Pictures do not belong in the copy. Return all of the entries exactly.

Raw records

-*-

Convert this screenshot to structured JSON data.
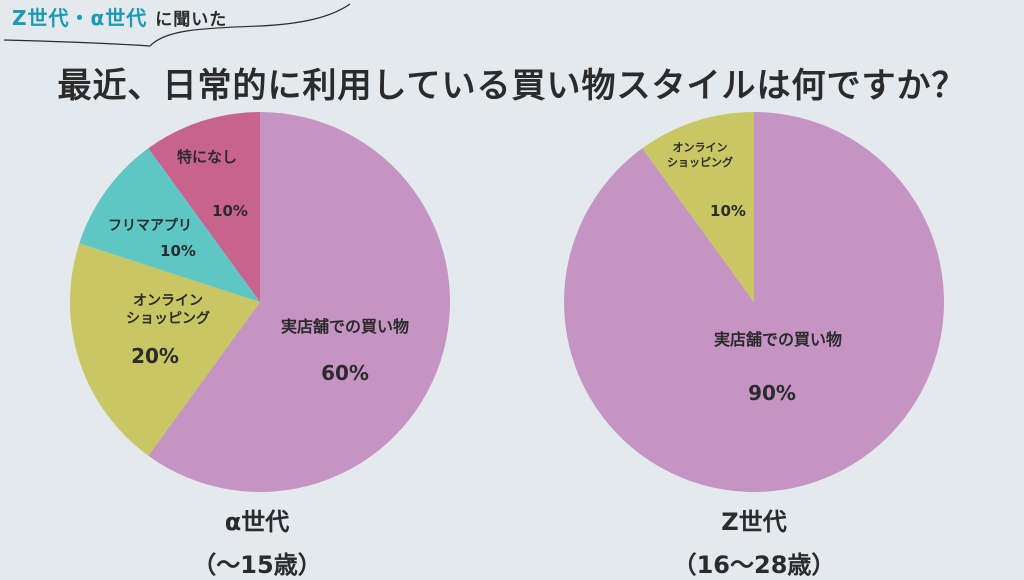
{
  "header": {
    "tag_accent": "Z世代・α世代",
    "tag_plain": "に聞いた",
    "title": "最近、日常的に利用している買い物スタイルは何ですか？"
  },
  "colors": {
    "store": "#c594c3",
    "online": "#c9c763",
    "flea": "#5ec6c4",
    "none": "#c8638e",
    "accent": "#1a9bb3"
  },
  "chart_data": [
    {
      "type": "pie",
      "caption": "α世代",
      "subcaption": "（〜15歳）",
      "slices": [
        {
          "label": "実店舗での買い物",
          "value": 60,
          "value_label": "60%",
          "color": "#c594c3"
        },
        {
          "label": "オンライン\nショッピング",
          "value": 20,
          "value_label": "20%",
          "color": "#c9c763"
        },
        {
          "label": "フリマアプリ",
          "value": 10,
          "value_label": "10%",
          "color": "#5ec6c4"
        },
        {
          "label": "特になし",
          "value": 10,
          "value_label": "10%",
          "color": "#c8638e"
        }
      ]
    },
    {
      "type": "pie",
      "caption": "Z世代",
      "subcaption": "（16〜28歳）",
      "slices": [
        {
          "label": "実店舗での買い物",
          "value": 90,
          "value_label": "90%",
          "color": "#c594c3"
        },
        {
          "label": "オンライン\nショッピング",
          "value": 10,
          "value_label": "10%",
          "color": "#c9c763"
        }
      ]
    }
  ]
}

-*-

§ **RESPONSE TO THE EXERCISE**
Convert this screenshot to structured JSON data.
{
  "header": {
    "tag_accent": "Z世代・α世代",
    "tag_plain": "に聞いた",
    "title": "最近、日常的に利用している買い物スタイルは何ですか？"
  },
  "colors": {
    "store": "#c594c3",
    "online": "#c9c763",
    "flea": "#5ec6c4",
    "none": "#c8638e",
    "accent": "#1a9bb3"
  },
  "chart_data": [
    {
      "type": "pie",
      "caption": "α世代",
      "subcaption": "（〜15歳）",
      "slices": [
        {
          "label": "実店舗での買い物",
          "value": 60,
          "value_label": "60%",
          "color": "#c594c3"
        },
        {
          "label": "オンライン\nショッピング",
          "value": 20,
          "value_label": "20%",
          "color": "#c9c763"
        },
        {
          "label": "フリマアプリ",
          "value": 10,
          "value_label": "10%",
          "color": "#5ec6c4"
        },
        {
          "label": "特になし",
          "value": 10,
          "value_label": "10%",
          "color": "#c8638e"
        }
      ]
    },
    {
      "type": "pie",
      "caption": "Z世代",
      "subcaption": "（16〜28歳）",
      "slices": [
        {
          "label": "実店舗での買い物",
          "value": 90,
          "value_label": "90%",
          "color": "#c594c3"
        },
        {
          "label": "オンライン\nショッピング",
          "value": 10,
          "value_label": "10%",
          "color": "#c9c763"
        }
      ]
    }
  ]
}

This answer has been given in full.